## Given records

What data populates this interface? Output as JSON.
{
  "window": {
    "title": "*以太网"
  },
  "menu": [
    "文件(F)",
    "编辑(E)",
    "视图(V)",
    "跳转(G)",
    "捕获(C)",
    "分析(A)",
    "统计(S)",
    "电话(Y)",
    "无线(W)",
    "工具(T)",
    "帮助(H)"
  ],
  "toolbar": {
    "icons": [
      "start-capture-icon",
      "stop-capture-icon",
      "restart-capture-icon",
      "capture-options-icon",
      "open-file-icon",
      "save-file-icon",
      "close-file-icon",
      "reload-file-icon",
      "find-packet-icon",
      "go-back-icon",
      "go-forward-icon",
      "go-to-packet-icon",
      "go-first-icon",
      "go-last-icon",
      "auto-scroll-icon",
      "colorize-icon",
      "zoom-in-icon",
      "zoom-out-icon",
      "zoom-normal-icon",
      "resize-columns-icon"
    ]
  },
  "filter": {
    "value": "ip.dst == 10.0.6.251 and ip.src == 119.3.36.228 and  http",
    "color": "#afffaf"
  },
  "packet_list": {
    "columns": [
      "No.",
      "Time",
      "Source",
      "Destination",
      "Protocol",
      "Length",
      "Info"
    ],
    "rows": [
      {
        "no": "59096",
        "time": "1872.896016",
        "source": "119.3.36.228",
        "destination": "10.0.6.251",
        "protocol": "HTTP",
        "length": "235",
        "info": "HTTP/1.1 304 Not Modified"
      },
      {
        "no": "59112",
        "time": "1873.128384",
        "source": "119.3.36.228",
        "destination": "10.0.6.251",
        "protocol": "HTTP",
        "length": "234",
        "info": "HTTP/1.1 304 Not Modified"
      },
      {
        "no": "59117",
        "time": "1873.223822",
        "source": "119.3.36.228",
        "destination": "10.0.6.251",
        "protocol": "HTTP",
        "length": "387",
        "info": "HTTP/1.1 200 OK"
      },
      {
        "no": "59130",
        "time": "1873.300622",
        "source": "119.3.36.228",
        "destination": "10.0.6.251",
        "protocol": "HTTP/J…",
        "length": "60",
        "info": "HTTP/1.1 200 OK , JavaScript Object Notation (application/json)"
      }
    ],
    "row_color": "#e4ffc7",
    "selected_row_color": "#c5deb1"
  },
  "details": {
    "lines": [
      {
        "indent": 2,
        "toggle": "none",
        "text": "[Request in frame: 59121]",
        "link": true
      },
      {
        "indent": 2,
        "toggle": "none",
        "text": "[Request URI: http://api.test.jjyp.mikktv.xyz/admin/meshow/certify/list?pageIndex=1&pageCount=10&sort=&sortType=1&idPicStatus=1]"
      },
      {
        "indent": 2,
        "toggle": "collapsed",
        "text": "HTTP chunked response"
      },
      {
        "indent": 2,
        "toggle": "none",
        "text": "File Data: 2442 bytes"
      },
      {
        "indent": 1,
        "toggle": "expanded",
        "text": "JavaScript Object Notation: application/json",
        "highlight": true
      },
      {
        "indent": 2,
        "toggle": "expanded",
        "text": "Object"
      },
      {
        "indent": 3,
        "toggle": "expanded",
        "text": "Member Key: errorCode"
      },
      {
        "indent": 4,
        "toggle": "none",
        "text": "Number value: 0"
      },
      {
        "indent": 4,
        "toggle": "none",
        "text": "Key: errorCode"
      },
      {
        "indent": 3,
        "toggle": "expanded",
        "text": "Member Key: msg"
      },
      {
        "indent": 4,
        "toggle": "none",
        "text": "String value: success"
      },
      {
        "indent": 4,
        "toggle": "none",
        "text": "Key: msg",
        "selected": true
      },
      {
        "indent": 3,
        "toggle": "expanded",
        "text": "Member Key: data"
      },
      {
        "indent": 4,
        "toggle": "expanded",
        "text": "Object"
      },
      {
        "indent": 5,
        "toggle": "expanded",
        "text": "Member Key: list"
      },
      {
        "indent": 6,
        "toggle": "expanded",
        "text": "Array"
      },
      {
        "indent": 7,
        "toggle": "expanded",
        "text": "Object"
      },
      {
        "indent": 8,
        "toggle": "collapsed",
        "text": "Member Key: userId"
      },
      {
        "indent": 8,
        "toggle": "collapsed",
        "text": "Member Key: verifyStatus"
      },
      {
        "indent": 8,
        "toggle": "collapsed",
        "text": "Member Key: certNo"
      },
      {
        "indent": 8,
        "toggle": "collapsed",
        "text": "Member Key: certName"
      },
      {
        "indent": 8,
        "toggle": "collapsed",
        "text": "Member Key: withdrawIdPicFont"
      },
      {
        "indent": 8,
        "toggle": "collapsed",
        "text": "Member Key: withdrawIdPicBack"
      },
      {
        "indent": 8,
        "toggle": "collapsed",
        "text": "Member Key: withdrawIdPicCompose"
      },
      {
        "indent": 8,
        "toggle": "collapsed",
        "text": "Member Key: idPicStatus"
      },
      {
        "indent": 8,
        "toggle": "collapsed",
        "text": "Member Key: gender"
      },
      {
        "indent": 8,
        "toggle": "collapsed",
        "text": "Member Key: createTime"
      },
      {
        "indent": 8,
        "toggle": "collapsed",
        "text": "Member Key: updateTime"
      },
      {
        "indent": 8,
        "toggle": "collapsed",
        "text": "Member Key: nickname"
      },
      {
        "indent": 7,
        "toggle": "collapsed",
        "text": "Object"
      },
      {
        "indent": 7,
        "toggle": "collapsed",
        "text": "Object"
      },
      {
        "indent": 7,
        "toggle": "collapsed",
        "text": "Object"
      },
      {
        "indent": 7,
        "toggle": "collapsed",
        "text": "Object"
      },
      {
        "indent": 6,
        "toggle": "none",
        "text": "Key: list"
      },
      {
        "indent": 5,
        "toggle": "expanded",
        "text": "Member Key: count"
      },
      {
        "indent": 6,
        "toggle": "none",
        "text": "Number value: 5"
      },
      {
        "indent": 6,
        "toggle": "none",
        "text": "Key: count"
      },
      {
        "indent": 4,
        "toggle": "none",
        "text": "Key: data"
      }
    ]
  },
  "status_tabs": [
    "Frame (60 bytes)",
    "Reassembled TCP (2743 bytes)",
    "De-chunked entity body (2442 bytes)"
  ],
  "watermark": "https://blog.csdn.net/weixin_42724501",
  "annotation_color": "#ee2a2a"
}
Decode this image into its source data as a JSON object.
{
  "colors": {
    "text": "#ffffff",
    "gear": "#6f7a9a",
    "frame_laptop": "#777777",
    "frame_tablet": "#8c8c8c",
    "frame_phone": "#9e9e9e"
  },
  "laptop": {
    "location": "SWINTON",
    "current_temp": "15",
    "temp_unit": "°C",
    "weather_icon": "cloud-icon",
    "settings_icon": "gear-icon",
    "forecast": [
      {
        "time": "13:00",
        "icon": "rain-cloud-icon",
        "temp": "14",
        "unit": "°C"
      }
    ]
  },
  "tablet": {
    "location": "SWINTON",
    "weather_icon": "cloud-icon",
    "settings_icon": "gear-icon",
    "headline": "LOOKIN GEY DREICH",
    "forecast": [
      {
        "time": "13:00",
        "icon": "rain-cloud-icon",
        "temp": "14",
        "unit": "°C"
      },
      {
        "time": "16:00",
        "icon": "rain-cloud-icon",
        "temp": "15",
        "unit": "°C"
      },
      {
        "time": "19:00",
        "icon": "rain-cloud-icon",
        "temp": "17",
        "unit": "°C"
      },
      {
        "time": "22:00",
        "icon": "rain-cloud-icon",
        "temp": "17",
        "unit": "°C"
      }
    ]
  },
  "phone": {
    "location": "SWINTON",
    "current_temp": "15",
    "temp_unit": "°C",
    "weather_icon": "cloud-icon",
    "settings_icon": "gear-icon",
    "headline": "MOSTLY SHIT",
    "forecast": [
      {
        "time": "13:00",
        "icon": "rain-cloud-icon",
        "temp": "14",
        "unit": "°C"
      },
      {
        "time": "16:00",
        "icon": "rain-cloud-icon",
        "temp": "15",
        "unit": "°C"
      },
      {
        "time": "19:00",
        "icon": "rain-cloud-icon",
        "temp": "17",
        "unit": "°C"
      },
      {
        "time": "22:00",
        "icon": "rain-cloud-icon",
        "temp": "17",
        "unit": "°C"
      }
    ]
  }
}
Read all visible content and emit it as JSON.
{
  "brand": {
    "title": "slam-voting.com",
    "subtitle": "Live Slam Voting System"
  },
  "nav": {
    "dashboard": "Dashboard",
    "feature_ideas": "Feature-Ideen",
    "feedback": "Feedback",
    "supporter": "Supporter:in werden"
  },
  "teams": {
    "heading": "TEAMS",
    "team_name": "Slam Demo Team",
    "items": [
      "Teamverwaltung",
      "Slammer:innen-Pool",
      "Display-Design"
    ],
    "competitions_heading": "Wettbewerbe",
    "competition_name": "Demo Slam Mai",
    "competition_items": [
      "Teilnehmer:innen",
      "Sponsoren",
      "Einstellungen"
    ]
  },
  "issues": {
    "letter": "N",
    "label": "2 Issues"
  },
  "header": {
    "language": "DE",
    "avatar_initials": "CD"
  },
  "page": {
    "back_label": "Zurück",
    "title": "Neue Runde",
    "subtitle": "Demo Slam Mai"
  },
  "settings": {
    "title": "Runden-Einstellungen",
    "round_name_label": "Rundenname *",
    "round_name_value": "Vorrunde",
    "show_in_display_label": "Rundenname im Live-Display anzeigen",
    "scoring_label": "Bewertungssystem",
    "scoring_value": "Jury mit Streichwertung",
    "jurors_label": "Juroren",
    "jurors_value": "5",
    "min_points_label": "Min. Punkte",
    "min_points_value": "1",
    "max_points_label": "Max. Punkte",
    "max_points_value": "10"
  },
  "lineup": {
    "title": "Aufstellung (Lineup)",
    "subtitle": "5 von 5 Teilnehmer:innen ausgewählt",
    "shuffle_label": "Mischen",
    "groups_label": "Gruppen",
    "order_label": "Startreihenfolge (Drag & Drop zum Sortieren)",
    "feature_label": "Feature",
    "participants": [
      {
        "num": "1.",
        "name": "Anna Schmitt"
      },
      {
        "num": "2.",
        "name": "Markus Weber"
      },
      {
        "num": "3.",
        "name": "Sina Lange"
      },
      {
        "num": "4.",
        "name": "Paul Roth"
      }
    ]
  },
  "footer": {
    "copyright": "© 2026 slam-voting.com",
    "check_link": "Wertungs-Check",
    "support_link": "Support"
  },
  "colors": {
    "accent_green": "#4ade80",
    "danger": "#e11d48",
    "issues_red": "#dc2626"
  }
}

## Problem statement
Search the records for the string "Punkte" and return every line in which it occurs.

## Solution to the exercise
    "min_points_label": "Min. Punkte",
    "max_points_label": "Max. Punkte",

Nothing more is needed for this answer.